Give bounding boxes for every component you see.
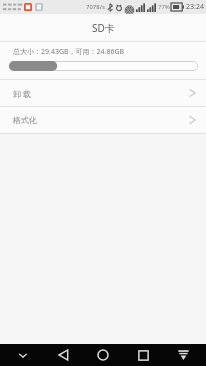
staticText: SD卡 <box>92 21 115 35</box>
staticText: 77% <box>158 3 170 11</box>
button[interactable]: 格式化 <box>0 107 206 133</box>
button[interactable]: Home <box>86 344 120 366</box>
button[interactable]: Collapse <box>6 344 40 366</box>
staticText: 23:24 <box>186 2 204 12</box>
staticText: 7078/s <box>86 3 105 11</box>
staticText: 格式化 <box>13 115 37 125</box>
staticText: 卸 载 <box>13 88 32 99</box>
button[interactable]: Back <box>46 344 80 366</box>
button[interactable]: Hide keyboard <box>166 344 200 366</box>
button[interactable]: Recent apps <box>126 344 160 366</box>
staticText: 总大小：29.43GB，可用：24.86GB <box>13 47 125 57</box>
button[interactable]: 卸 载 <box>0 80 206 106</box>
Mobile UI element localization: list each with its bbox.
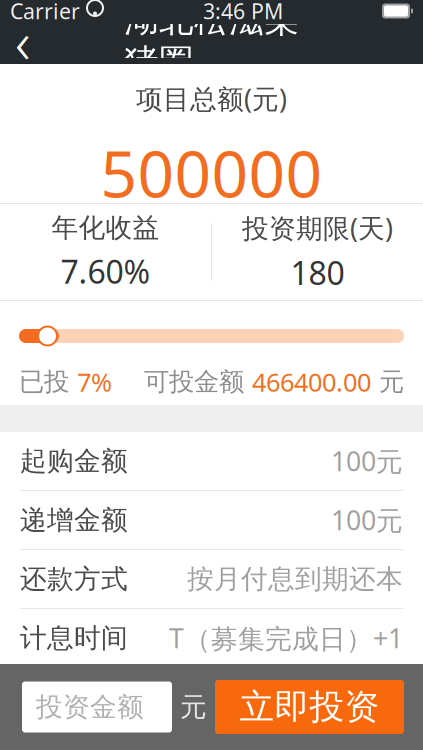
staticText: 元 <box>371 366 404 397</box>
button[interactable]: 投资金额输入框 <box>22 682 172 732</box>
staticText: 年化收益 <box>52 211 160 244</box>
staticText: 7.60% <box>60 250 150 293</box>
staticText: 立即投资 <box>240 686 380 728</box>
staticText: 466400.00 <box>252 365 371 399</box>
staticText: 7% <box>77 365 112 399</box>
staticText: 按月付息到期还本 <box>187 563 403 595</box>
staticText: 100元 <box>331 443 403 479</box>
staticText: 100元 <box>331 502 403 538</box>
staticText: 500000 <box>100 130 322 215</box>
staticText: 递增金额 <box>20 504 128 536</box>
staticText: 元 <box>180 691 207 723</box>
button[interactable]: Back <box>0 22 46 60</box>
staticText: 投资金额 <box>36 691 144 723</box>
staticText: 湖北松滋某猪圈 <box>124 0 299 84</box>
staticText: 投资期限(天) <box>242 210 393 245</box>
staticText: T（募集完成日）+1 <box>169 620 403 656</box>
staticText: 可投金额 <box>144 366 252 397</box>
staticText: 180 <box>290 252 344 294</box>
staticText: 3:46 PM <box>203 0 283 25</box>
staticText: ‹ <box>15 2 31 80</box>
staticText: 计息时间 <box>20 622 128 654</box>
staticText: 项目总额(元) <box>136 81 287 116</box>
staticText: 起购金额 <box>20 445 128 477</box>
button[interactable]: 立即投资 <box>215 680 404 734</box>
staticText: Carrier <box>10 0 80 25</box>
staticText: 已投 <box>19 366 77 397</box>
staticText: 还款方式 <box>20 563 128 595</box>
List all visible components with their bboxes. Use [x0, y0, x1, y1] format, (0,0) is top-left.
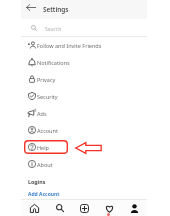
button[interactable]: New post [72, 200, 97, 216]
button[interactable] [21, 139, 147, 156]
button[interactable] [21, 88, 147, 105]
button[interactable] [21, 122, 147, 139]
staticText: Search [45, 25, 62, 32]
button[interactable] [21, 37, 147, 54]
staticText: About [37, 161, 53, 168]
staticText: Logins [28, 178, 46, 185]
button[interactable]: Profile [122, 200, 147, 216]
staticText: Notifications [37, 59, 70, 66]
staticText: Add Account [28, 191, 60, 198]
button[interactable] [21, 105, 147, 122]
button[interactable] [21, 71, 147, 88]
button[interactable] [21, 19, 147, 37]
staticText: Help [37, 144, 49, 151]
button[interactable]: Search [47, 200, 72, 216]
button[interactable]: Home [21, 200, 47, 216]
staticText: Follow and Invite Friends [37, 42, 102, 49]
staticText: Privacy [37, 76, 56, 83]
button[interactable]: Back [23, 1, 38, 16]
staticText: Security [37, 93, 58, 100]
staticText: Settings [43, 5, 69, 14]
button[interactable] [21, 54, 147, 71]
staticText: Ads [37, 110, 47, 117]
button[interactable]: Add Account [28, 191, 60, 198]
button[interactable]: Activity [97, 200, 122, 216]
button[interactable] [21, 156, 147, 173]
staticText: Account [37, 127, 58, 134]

━━━━━━━━━━━━━━━━━━━━

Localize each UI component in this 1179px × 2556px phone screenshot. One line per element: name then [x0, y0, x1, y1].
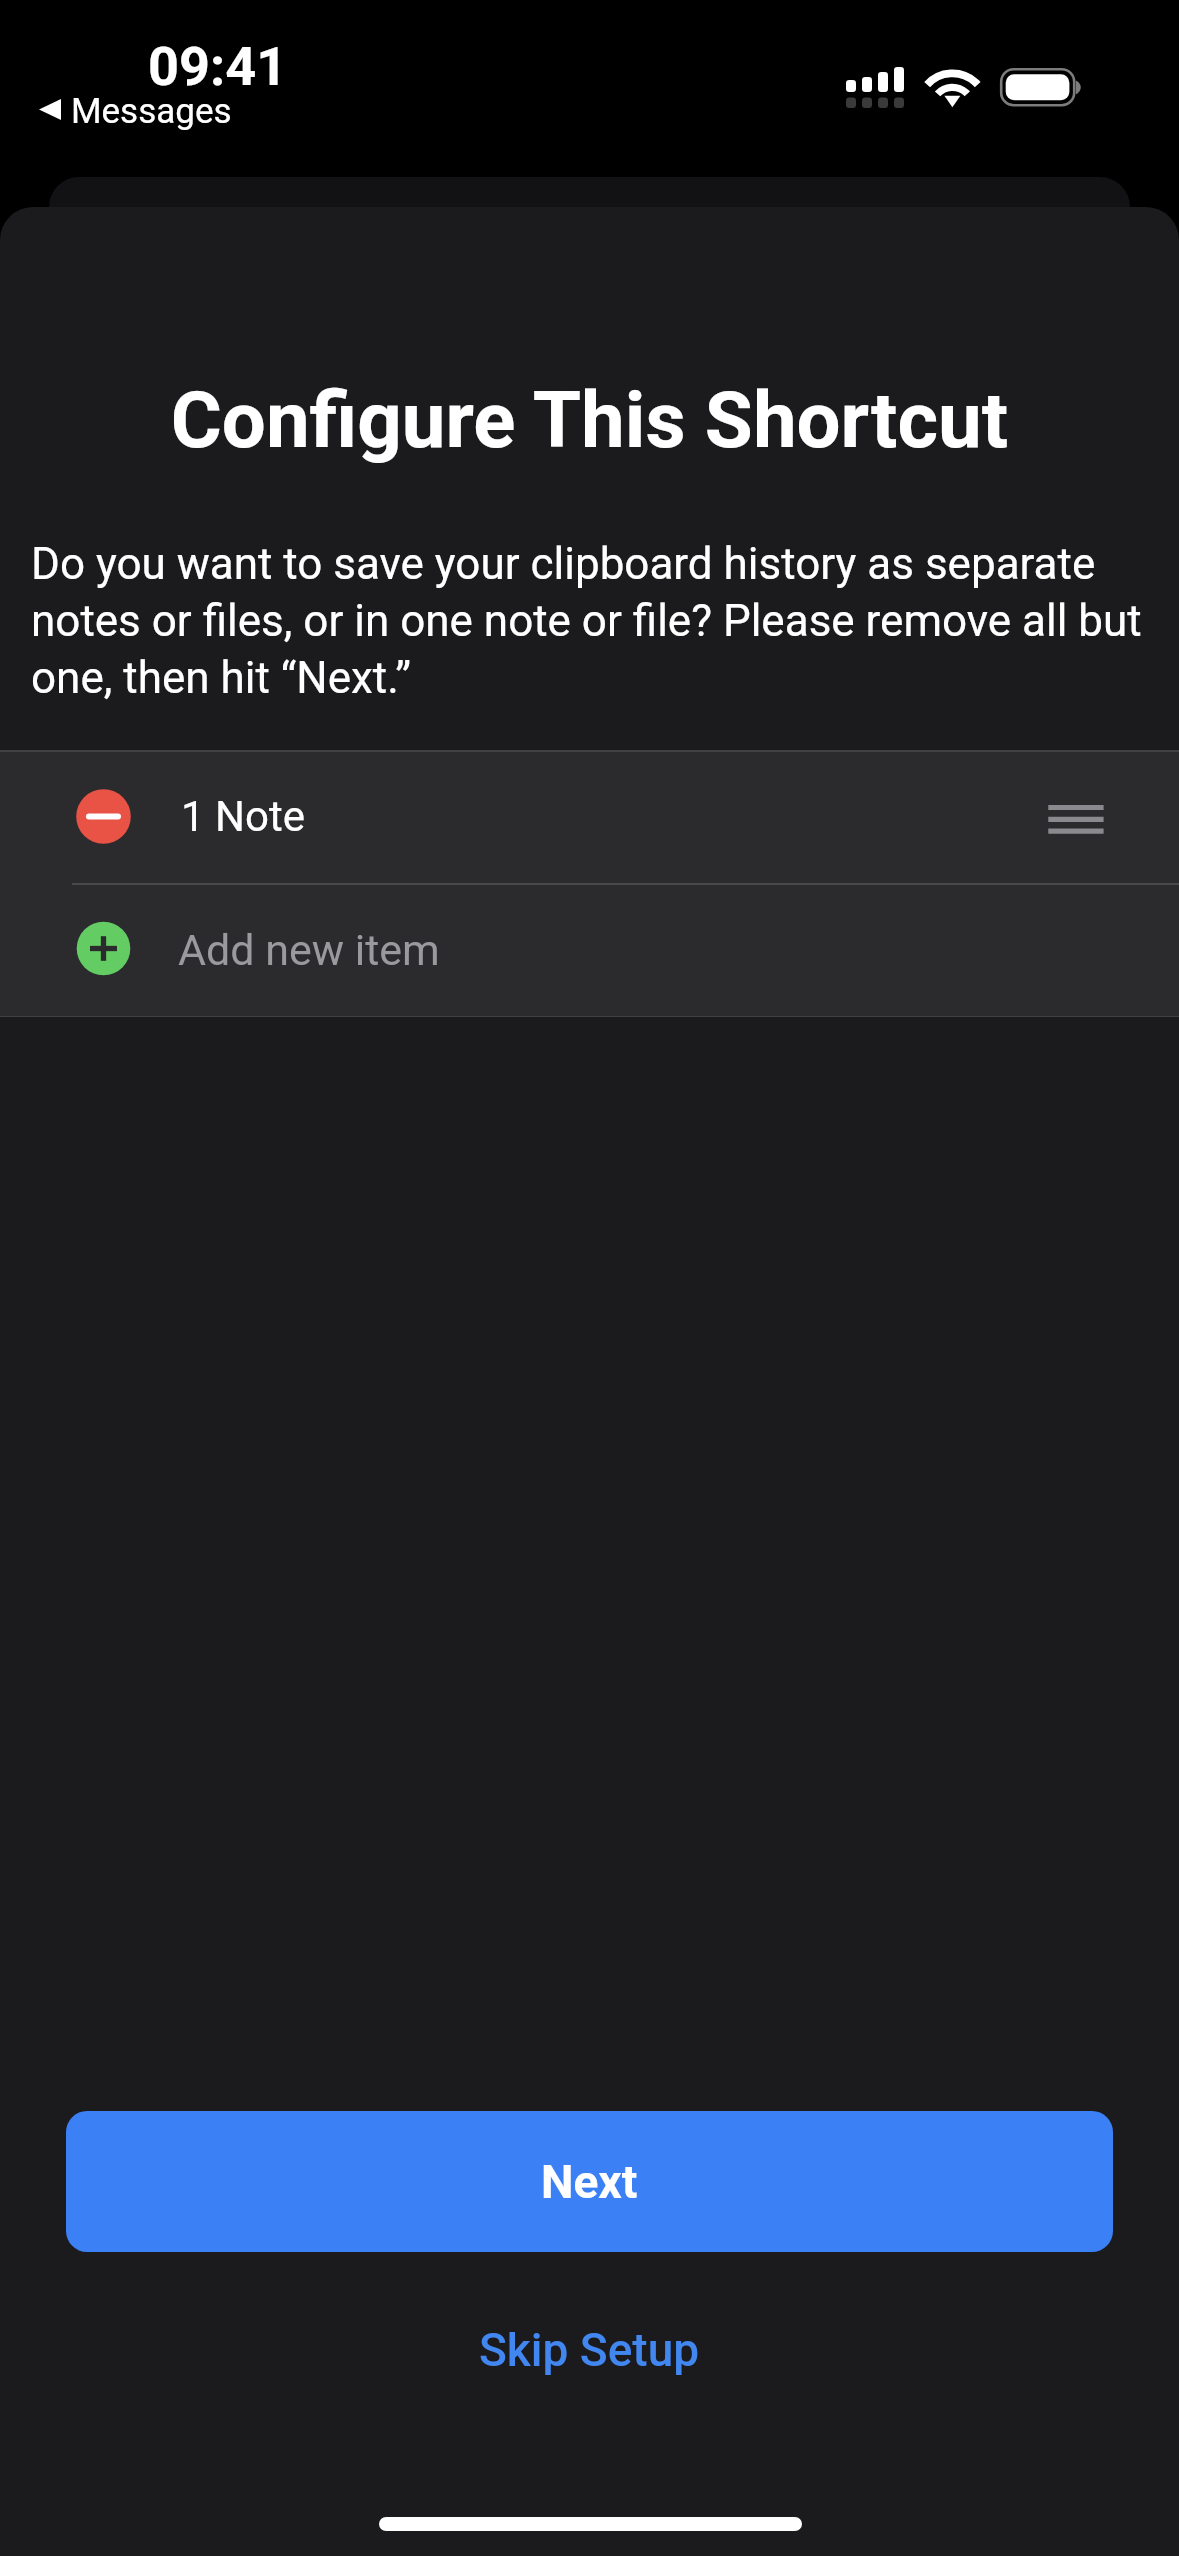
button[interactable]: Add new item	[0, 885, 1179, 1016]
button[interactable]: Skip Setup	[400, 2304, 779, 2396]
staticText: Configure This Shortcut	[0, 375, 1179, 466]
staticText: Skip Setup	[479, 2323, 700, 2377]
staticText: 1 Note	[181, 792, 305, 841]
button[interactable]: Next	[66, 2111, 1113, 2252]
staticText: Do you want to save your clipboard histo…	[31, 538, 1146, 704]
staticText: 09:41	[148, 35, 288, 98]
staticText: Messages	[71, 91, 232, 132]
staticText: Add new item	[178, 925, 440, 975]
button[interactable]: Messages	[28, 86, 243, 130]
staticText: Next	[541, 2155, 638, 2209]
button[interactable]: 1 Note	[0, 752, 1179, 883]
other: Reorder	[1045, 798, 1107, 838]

━━━━━━━━━━━━━━━━━━━━

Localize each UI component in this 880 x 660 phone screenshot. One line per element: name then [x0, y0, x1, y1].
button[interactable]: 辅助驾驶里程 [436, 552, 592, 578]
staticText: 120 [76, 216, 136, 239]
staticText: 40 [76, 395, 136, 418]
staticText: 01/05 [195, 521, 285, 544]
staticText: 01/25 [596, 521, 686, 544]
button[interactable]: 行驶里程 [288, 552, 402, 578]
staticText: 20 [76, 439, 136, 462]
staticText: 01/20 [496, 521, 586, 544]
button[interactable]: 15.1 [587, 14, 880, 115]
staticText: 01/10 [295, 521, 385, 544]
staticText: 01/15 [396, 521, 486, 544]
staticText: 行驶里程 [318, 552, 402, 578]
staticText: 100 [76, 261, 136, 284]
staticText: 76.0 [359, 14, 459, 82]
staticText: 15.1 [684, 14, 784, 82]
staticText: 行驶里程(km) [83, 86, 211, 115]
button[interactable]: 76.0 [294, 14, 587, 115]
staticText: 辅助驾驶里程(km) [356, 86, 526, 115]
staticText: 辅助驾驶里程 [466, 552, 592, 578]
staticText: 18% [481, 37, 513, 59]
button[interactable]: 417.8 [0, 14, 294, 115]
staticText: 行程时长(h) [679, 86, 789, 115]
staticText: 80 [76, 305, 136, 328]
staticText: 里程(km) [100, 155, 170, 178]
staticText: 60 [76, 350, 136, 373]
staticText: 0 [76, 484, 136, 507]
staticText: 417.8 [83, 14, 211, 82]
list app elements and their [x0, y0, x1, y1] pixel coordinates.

━━━━━━━━━━━━━━━━━━━━

- What is required
Copy out verbatim the lines from the one containing "Localize each UI component in this 880" up to and including the one containing "staticText: 40 [76, 395, 136, 418]".

- Exercise output
Localize each UI component in this 880 x 660 phone screenshot. One line per element: name then [x0, y0, x1, y1].
button[interactable]: 辅助驾驶里程 [436, 552, 592, 578]
staticText: 120 [76, 216, 136, 239]
staticText: 40 [76, 395, 136, 418]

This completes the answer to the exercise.